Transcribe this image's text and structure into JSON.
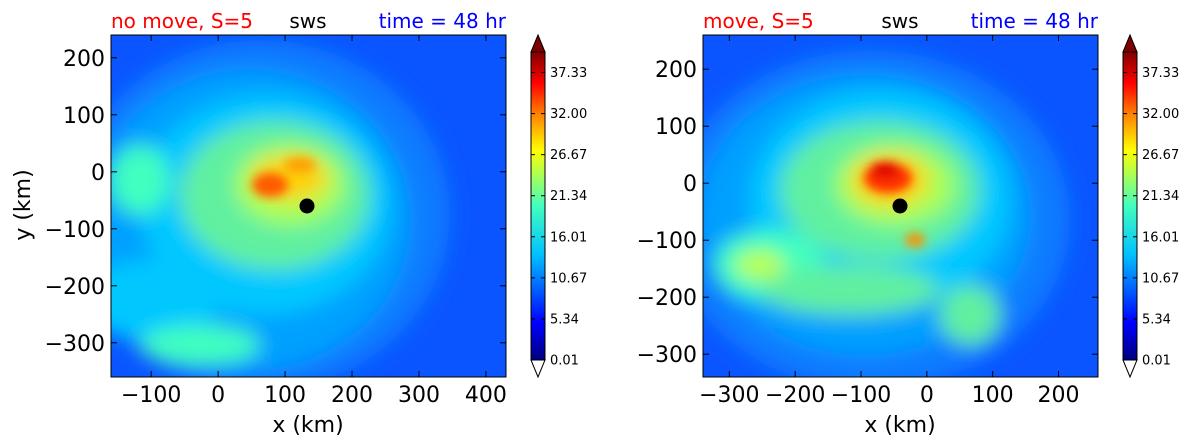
{
  "chart_data": [
    {
      "type": "heatmap",
      "title_left": "no move, S=5",
      "title_center": "sws",
      "title_right": "time = 48 hr",
      "title_left_color": "#ff0000",
      "title_center_color": "#000000",
      "title_right_color": "#0000ff",
      "xlabel": "x (km)",
      "ylabel": "y (km)",
      "xlim": [
        -160,
        430
      ],
      "ylim": [
        -360,
        240
      ],
      "xticks": [
        -100,
        0,
        100,
        200,
        300,
        400
      ],
      "xtick_labels": [
        "−100",
        "0",
        "100",
        "200",
        "300",
        "400"
      ],
      "yticks": [
        200,
        100,
        0,
        -100,
        -200,
        -300
      ],
      "ytick_labels": [
        "200",
        "100",
        "0",
        "−100",
        "−200",
        "−300"
      ],
      "center_marker": {
        "x": 130,
        "y": -60
      },
      "colorbar": {
        "min": 0.01,
        "max": 40,
        "extend": "both",
        "ticks": [
          0.01,
          5.34,
          10.67,
          16.01,
          21.34,
          26.67,
          32.0,
          37.33
        ],
        "tick_labels": [
          "0.01",
          "5.34",
          "10.67",
          "16.01",
          "21.34",
          "26.67",
          "32.00",
          "37.33"
        ]
      }
    },
    {
      "type": "heatmap",
      "title_left": "move, S=5",
      "title_center": "sws",
      "title_right": "time = 48 hr",
      "title_left_color": "#ff0000",
      "title_center_color": "#000000",
      "title_right_color": "#0000ff",
      "xlabel": "x (km)",
      "ylabel": "",
      "xlim": [
        -340,
        260
      ],
      "ylim": [
        -340,
        260
      ],
      "xticks": [
        -300,
        -200,
        -100,
        0,
        100,
        200
      ],
      "xtick_labels": [
        "−300",
        "−200",
        "−100",
        "0",
        "100",
        "200"
      ],
      "yticks": [
        200,
        100,
        0,
        -100,
        -200,
        -300
      ],
      "ytick_labels": [
        "200",
        "100",
        "0",
        "−100",
        "−200",
        "−300"
      ],
      "center_marker": {
        "x": -35,
        "y": -35
      },
      "colorbar": {
        "min": 0.01,
        "max": 40,
        "extend": "both",
        "ticks": [
          0.01,
          5.34,
          10.67,
          16.01,
          21.34,
          26.67,
          32.0,
          37.33
        ],
        "tick_labels": [
          "0.01",
          "5.34",
          "10.67",
          "16.01",
          "21.34",
          "26.67",
          "32.00",
          "37.33"
        ]
      }
    }
  ],
  "colors": {
    "jet_stops": [
      "#00007f",
      "#0000ff",
      "#007fff",
      "#00ffff",
      "#7fff7f",
      "#ffff00",
      "#ff7f00",
      "#ff0000",
      "#7f0000"
    ],
    "background_field": "#0a55ff"
  }
}
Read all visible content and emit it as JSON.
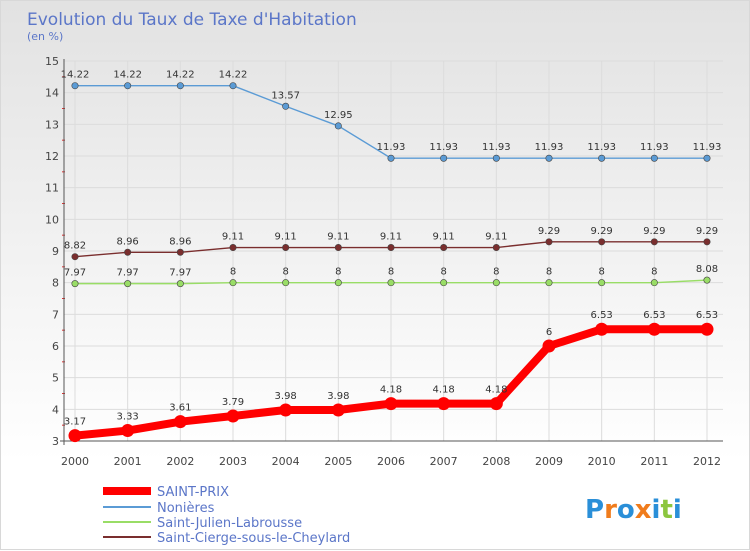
{
  "chart_data": {
    "type": "line",
    "title": "Evolution du Taux de Taxe d'Habitation",
    "subtitle": "(en %)",
    "x": [
      "2000",
      "2001",
      "2002",
      "2003",
      "2004",
      "2005",
      "2006",
      "2007",
      "2008",
      "2009",
      "2010",
      "2011",
      "2012"
    ],
    "ylim": [
      3,
      15
    ],
    "yticks": [
      "3",
      "4",
      "5",
      "6",
      "7",
      "8",
      "9",
      "10",
      "11",
      "12",
      "13",
      "14",
      "15"
    ],
    "grid": true,
    "legend_position": "bottom-left",
    "series": [
      {
        "name": "SAINT-PRIX",
        "color": "#ff0000",
        "emphasis": true,
        "values": [
          3.17,
          3.33,
          3.61,
          3.79,
          3.98,
          3.98,
          4.18,
          4.18,
          4.18,
          6,
          6.53,
          6.53,
          6.53
        ],
        "labels": [
          "3.17",
          "3.33",
          "3.61",
          "3.79",
          "3.98",
          "3.98",
          "4.18",
          "4.18",
          "4.18",
          "6",
          "6.53",
          "6.53",
          "6.53"
        ]
      },
      {
        "name": "Nonières",
        "color": "#5b9bd5",
        "values": [
          14.22,
          14.22,
          14.22,
          14.22,
          13.57,
          12.95,
          11.93,
          11.93,
          11.93,
          11.93,
          11.93,
          11.93,
          11.93
        ],
        "labels": [
          "14.22",
          "14.22",
          "14.22",
          "14.22",
          "13.57",
          "12.95",
          "11.93",
          "11.93",
          "11.93",
          "11.93",
          "11.93",
          "11.93",
          "11.93"
        ]
      },
      {
        "name": "Saint-Julien-Labrousse",
        "color": "#99dd66",
        "values": [
          7.97,
          7.97,
          7.97,
          8,
          8,
          8,
          8,
          8,
          8,
          8,
          8,
          8,
          8.08
        ],
        "labels": [
          "7.97",
          "7.97",
          "7.97",
          "8",
          "8",
          "8",
          "8",
          "8",
          "8",
          "8",
          "8",
          "8",
          "8.08"
        ]
      },
      {
        "name": "Saint-Cierge-sous-le-Cheylard",
        "color": "#7a2e2e",
        "values": [
          8.82,
          8.96,
          8.96,
          9.11,
          9.11,
          9.11,
          9.11,
          9.11,
          9.11,
          9.29,
          9.29,
          9.29,
          9.29
        ],
        "labels": [
          "8.82",
          "8.96",
          "8.96",
          "9.11",
          "9.11",
          "9.11",
          "9.11",
          "9.11",
          "9.11",
          "9.29",
          "9.29",
          "9.29",
          "9.29"
        ]
      }
    ]
  },
  "brand": {
    "logo_text": "Proxiti",
    "letter_colors": [
      "#2a8fd8",
      "#f07c1c",
      "#2a8fd8",
      "#f07c1c",
      "#2a8fd8",
      "#8cc63f",
      "#2a8fd8"
    ]
  }
}
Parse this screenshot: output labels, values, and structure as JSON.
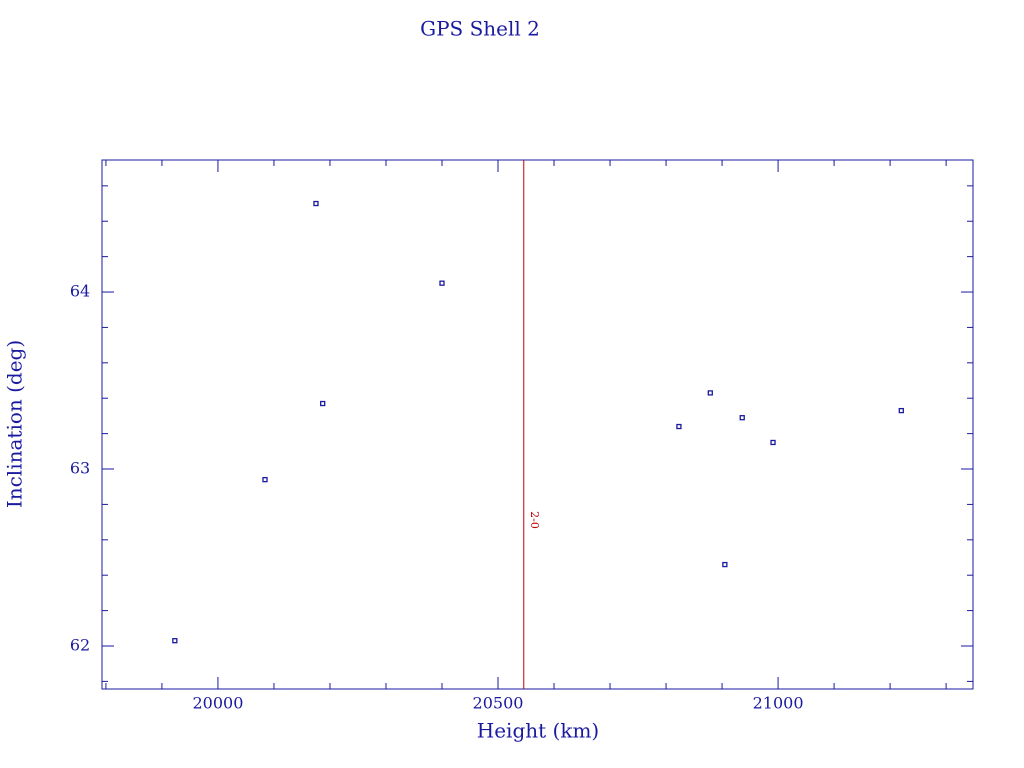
{
  "chart_data": {
    "type": "scatter",
    "title": "GPS Shell 2",
    "x_label": "Height (km)",
    "y_label": "Inclination (deg)",
    "x": [
      19923,
      20084,
      20175,
      20187,
      20400,
      20823,
      20879,
      20905,
      20936,
      20991,
      21220
    ],
    "values": [
      62.03,
      62.94,
      64.5,
      63.37,
      64.05,
      63.24,
      63.43,
      62.46,
      63.29,
      63.15,
      63.33
    ],
    "color": "#1a1aa0",
    "xlim": [
      19793,
      21348
    ],
    "xticks": [
      20000,
      20500,
      21000
    ],
    "xminorticks": [
      19800,
      19900,
      20100,
      20200,
      20300,
      20400,
      20600,
      20700,
      20800,
      20900,
      21100,
      21200,
      21300
    ],
    "ylim": [
      61.757,
      64.746
    ],
    "yticks": [
      62,
      63,
      64
    ],
    "yminorticks": [
      61.8,
      62.2,
      62.4,
      62.6,
      62.8,
      63.2,
      63.4,
      63.6,
      63.8,
      64.2,
      64.4,
      64.6
    ],
    "annotations": [
      {
        "text": "2-0",
        "x": 20546,
        "color": "#c00000"
      }
    ]
  }
}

━━━━━━━━━━

● EXERCISE OBJECTIVE: Copy the data word for word. Pictures do not go in the copy.

● COMPLETE ANSWER:
Transcribe this image's text and structure into JSON.
{
  "chart_data": [
    {
      "type": "heatmap",
      "title_left": "no move, S=5",
      "title_center": "sws",
      "title_right": "time = 48 hr",
      "title_left_color": "#ff0000",
      "title_center_color": "#000000",
      "title_right_color": "#0000ff",
      "xlabel": "x (km)",
      "ylabel": "y (km)",
      "xlim": [
        -160,
        430
      ],
      "ylim": [
        -360,
        240
      ],
      "xticks": [
        -100,
        0,
        100,
        200,
        300,
        400
      ],
      "xtick_labels": [
        "−100",
        "0",
        "100",
        "200",
        "300",
        "400"
      ],
      "yticks": [
        200,
        100,
        0,
        -100,
        -200,
        -300
      ],
      "ytick_labels": [
        "200",
        "100",
        "0",
        "−100",
        "−200",
        "−300"
      ],
      "center_marker": {
        "x": 130,
        "y": -60
      },
      "colorbar": {
        "min": 0.01,
        "max": 40,
        "extend": "both",
        "ticks": [
          0.01,
          5.34,
          10.67,
          16.01,
          21.34,
          26.67,
          32.0,
          37.33
        ],
        "tick_labels": [
          "0.01",
          "5.34",
          "10.67",
          "16.01",
          "21.34",
          "26.67",
          "32.00",
          "37.33"
        ]
      }
    },
    {
      "type": "heatmap",
      "title_left": "move, S=5",
      "title_center": "sws",
      "title_right": "time = 48 hr",
      "title_left_color": "#ff0000",
      "title_center_color": "#000000",
      "title_right_color": "#0000ff",
      "xlabel": "x (km)",
      "ylabel": "",
      "xlim": [
        -340,
        260
      ],
      "ylim": [
        -340,
        260
      ],
      "xticks": [
        -300,
        -200,
        -100,
        0,
        100,
        200
      ],
      "xtick_labels": [
        "−300",
        "−200",
        "−100",
        "0",
        "100",
        "200"
      ],
      "yticks": [
        200,
        100,
        0,
        -100,
        -200,
        -300
      ],
      "ytick_labels": [
        "200",
        "100",
        "0",
        "−100",
        "−200",
        "−300"
      ],
      "center_marker": {
        "x": -35,
        "y": -35
      },
      "colorbar": {
        "min": 0.01,
        "max": 40,
        "extend": "both",
        "ticks": [
          0.01,
          5.34,
          10.67,
          16.01,
          21.34,
          26.67,
          32.0,
          37.33
        ],
        "tick_labels": [
          "0.01",
          "5.34",
          "10.67",
          "16.01",
          "21.34",
          "26.67",
          "32.00",
          "37.33"
        ]
      }
    }
  ],
  "colors": {
    "jet_stops": [
      "#00007f",
      "#0000ff",
      "#007fff",
      "#00ffff",
      "#7fff7f",
      "#ffff00",
      "#ff7f00",
      "#ff0000",
      "#7f0000"
    ],
    "background_field": "#0a55ff"
  }
}
Read all visible content and emit it as JSON.
{
  "chart_data": {
    "type": "line",
    "title": "Evolution du Taux de Taxe d'Habitation",
    "subtitle": "(en %)",
    "x": [
      "2000",
      "2001",
      "2002",
      "2003",
      "2004",
      "2005",
      "2006",
      "2007",
      "2008",
      "2009",
      "2010",
      "2011",
      "2012"
    ],
    "ylim": [
      3,
      15
    ],
    "yticks": [
      "3",
      "4",
      "5",
      "6",
      "7",
      "8",
      "9",
      "10",
      "11",
      "12",
      "13",
      "14",
      "15"
    ],
    "grid": true,
    "legend_position": "bottom-left",
    "series": [
      {
        "name": "SAINT-PRIX",
        "color": "#ff0000",
        "emphasis": true,
        "values": [
          3.17,
          3.33,
          3.61,
          3.79,
          3.98,
          3.98,
          4.18,
          4.18,
          4.18,
          6,
          6.53,
          6.53,
          6.53
        ],
        "labels": [
          "3.17",
          "3.33",
          "3.61",
          "3.79",
          "3.98",
          "3.98",
          "4.18",
          "4.18",
          "4.18",
          "6",
          "6.53",
          "6.53",
          "6.53"
        ]
      },
      {
        "name": "Nonières",
        "color": "#5b9bd5",
        "values": [
          14.22,
          14.22,
          14.22,
          14.22,
          13.57,
          12.95,
          11.93,
          11.93,
          11.93,
          11.93,
          11.93,
          11.93,
          11.93
        ],
        "labels": [
          "14.22",
          "14.22",
          "14.22",
          "14.22",
          "13.57",
          "12.95",
          "11.93",
          "11.93",
          "11.93",
          "11.93",
          "11.93",
          "11.93",
          "11.93"
        ]
      },
      {
        "name": "Saint-Julien-Labrousse",
        "color": "#99dd66",
        "values": [
          7.97,
          7.97,
          7.97,
          8,
          8,
          8,
          8,
          8,
          8,
          8,
          8,
          8,
          8.08
        ],
        "labels": [
          "7.97",
          "7.97",
          "7.97",
          "8",
          "8",
          "8",
          "8",
          "8",
          "8",
          "8",
          "8",
          "8",
          "8.08"
        ]
      },
      {
        "name": "Saint-Cierge-sous-le-Cheylard",
        "color": "#7a2e2e",
        "values": [
          8.82,
          8.96,
          8.96,
          9.11,
          9.11,
          9.11,
          9.11,
          9.11,
          9.11,
          9.29,
          9.29,
          9.29,
          9.29
        ],
        "labels": [
          "8.82",
          "8.96",
          "8.96",
          "9.11",
          "9.11",
          "9.11",
          "9.11",
          "9.11",
          "9.11",
          "9.29",
          "9.29",
          "9.29",
          "9.29"
        ]
      }
    ]
  },
  "brand": {
    "logo_text": "Proxiti",
    "letter_colors": [
      "#2a8fd8",
      "#f07c1c",
      "#2a8fd8",
      "#f07c1c",
      "#2a8fd8",
      "#8cc63f",
      "#2a8fd8"
    ]
  }
}
Parse this screenshot: output labels, values, and structure as JSON.
{
  "chart_data": {
    "type": "scatter",
    "title": "GPS Shell 2",
    "x_label": "Height (km)",
    "y_label": "Inclination (deg)",
    "x": [
      19923,
      20084,
      20175,
      20187,
      20400,
      20823,
      20879,
      20905,
      20936,
      20991,
      21220
    ],
    "values": [
      62.03,
      62.94,
      64.5,
      63.37,
      64.05,
      63.24,
      63.43,
      62.46,
      63.29,
      63.15,
      63.33
    ],
    "color": "#1a1aa0",
    "xlim": [
      19793,
      21348
    ],
    "xticks": [
      20000,
      20500,
      21000
    ],
    "xminorticks": [
      19800,
      19900,
      20100,
      20200,
      20300,
      20400,
      20600,
      20700,
      20800,
      20900,
      21100,
      21200,
      21300
    ],
    "ylim": [
      61.757,
      64.746
    ],
    "yticks": [
      62,
      63,
      64
    ],
    "yminorticks": [
      61.8,
      62.2,
      62.4,
      62.6,
      62.8,
      63.2,
      63.4,
      63.6,
      63.8,
      64.2,
      64.4,
      64.6
    ],
    "annotations": [
      {
        "text": "2-0",
        "x": 20546,
        "color": "#c00000"
      }
    ]
  }
}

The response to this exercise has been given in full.